Quote every entry word for word.

-- begin --

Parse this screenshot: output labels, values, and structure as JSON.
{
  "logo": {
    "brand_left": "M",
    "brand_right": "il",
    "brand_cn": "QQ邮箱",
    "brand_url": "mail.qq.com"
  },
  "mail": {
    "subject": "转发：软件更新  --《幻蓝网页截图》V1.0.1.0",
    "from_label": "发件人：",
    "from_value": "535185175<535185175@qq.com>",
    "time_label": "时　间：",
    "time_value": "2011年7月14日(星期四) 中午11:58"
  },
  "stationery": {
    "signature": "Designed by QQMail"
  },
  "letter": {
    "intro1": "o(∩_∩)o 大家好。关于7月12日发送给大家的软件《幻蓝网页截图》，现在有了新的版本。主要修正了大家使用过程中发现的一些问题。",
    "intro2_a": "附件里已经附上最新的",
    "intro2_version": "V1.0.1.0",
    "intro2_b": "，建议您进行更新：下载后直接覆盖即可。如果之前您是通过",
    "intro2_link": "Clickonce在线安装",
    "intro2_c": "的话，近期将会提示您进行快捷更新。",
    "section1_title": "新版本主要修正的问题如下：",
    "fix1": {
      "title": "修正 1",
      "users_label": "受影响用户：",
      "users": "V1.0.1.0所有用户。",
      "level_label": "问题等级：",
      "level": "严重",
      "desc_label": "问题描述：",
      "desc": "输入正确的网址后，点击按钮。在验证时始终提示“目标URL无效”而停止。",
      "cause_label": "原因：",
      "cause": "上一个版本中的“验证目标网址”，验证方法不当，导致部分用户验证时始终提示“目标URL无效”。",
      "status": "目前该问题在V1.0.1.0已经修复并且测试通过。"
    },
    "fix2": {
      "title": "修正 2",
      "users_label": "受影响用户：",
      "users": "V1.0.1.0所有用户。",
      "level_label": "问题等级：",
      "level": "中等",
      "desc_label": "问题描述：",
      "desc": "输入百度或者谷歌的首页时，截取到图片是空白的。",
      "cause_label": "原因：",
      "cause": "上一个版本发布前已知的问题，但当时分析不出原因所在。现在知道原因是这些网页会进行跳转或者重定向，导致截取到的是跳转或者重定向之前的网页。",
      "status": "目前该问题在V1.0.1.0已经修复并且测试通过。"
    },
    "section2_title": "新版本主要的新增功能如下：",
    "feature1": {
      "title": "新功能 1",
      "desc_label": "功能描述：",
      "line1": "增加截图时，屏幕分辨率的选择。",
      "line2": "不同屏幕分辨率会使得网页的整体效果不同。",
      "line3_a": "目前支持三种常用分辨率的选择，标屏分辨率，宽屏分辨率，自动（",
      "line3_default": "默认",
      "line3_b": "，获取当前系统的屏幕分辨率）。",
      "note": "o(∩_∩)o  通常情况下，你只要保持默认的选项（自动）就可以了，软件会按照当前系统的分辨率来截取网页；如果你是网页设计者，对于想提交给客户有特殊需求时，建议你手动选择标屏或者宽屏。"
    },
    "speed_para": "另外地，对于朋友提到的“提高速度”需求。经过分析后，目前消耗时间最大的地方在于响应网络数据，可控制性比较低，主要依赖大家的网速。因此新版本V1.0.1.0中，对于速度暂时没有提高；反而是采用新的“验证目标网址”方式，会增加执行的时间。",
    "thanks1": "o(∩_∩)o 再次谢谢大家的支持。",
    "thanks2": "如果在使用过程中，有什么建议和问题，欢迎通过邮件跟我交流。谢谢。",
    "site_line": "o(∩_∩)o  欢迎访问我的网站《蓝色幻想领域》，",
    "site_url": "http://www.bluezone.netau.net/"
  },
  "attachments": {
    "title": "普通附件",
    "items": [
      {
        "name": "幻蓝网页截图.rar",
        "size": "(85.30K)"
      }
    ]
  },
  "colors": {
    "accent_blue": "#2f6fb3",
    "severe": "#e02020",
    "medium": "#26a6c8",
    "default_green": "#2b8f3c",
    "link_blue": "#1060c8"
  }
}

-- end --

◆ **Solution to this task**
Parse this screenshot: output labels, values, and structure as JSON.
{
  "logo": {
    "brand_left": "M",
    "brand_right": "il",
    "brand_cn": "QQ邮箱",
    "brand_url": "mail.qq.com"
  },
  "mail": {
    "subject": "转发：软件更新  --《幻蓝网页截图》V1.0.1.0",
    "from_label": "发件人：",
    "from_value": "535185175<535185175@qq.com>",
    "time_label": "时　间：",
    "time_value": "2011年7月14日(星期四) 中午11:58"
  },
  "stationery": {
    "signature": "Designed by QQMail"
  },
  "letter": {
    "intro1": "o(∩_∩)o 大家好。关于7月12日发送给大家的软件《幻蓝网页截图》，现在有了新的版本。主要修正了大家使用过程中发现的一些问题。",
    "intro2_a": "附件里已经附上最新的",
    "intro2_version": "V1.0.1.0",
    "intro2_b": "，建议您进行更新：下载后直接覆盖即可。如果之前您是通过",
    "intro2_link": "Clickonce在线安装",
    "intro2_c": "的话，近期将会提示您进行快捷更新。",
    "section1_title": "新版本主要修正的问题如下：",
    "fix1": {
      "title": "修正 1",
      "users_label": "受影响用户：",
      "users": "V1.0.1.0所有用户。",
      "level_label": "问题等级：",
      "level": "严重",
      "desc_label": "问题描述：",
      "desc": "输入正确的网址后，点击按钮。在验证时始终提示“目标URL无效”而停止。",
      "cause_label": "原因：",
      "cause": "上一个版本中的“验证目标网址”，验证方法不当，导致部分用户验证时始终提示“目标URL无效”。",
      "status": "目前该问题在V1.0.1.0已经修复并且测试通过。"
    },
    "fix2": {
      "title": "修正 2",
      "users_label": "受影响用户：",
      "users": "V1.0.1.0所有用户。",
      "level_label": "问题等级：",
      "level": "中等",
      "desc_label": "问题描述：",
      "desc": "输入百度或者谷歌的首页时，截取到图片是空白的。",
      "cause_label": "原因：",
      "cause": "上一个版本发布前已知的问题，但当时分析不出原因所在。现在知道原因是这些网页会进行跳转或者重定向，导致截取到的是跳转或者重定向之前的网页。",
      "status": "目前该问题在V1.0.1.0已经修复并且测试通过。"
    },
    "section2_title": "新版本主要的新增功能如下：",
    "feature1": {
      "title": "新功能 1",
      "desc_label": "功能描述：",
      "line1": "增加截图时，屏幕分辨率的选择。",
      "line2": "不同屏幕分辨率会使得网页的整体效果不同。",
      "line3_a": "目前支持三种常用分辨率的选择，标屏分辨率，宽屏分辨率，自动（",
      "line3_default": "默认",
      "line3_b": "，获取当前系统的屏幕分辨率）。",
      "note": "o(∩_∩)o  通常情况下，你只要保持默认的选项（自动）就可以了，软件会按照当前系统的分辨率来截取网页；如果你是网页设计者，对于想提交给客户有特殊需求时，建议你手动选择标屏或者宽屏。"
    },
    "speed_para": "另外地，对于朋友提到的“提高速度”需求。经过分析后，目前消耗时间最大的地方在于响应网络数据，可控制性比较低，主要依赖大家的网速。因此新版本V1.0.1.0中，对于速度暂时没有提高；反而是采用新的“验证目标网址”方式，会增加执行的时间。",
    "thanks1": "o(∩_∩)o 再次谢谢大家的支持。",
    "thanks2": "如果在使用过程中，有什么建议和问题，欢迎通过邮件跟我交流。谢谢。",
    "site_line": "o(∩_∩)o  欢迎访问我的网站《蓝色幻想领域》，",
    "site_url": "http://www.bluezone.netau.net/"
  },
  "attachments": {
    "title": "普通附件",
    "items": [
      {
        "name": "幻蓝网页截图.rar",
        "size": "(85.30K)"
      }
    ]
  },
  "colors": {
    "accent_blue": "#2f6fb3",
    "severe": "#e02020",
    "medium": "#26a6c8",
    "default_green": "#2b8f3c",
    "link_blue": "#1060c8"
  }
}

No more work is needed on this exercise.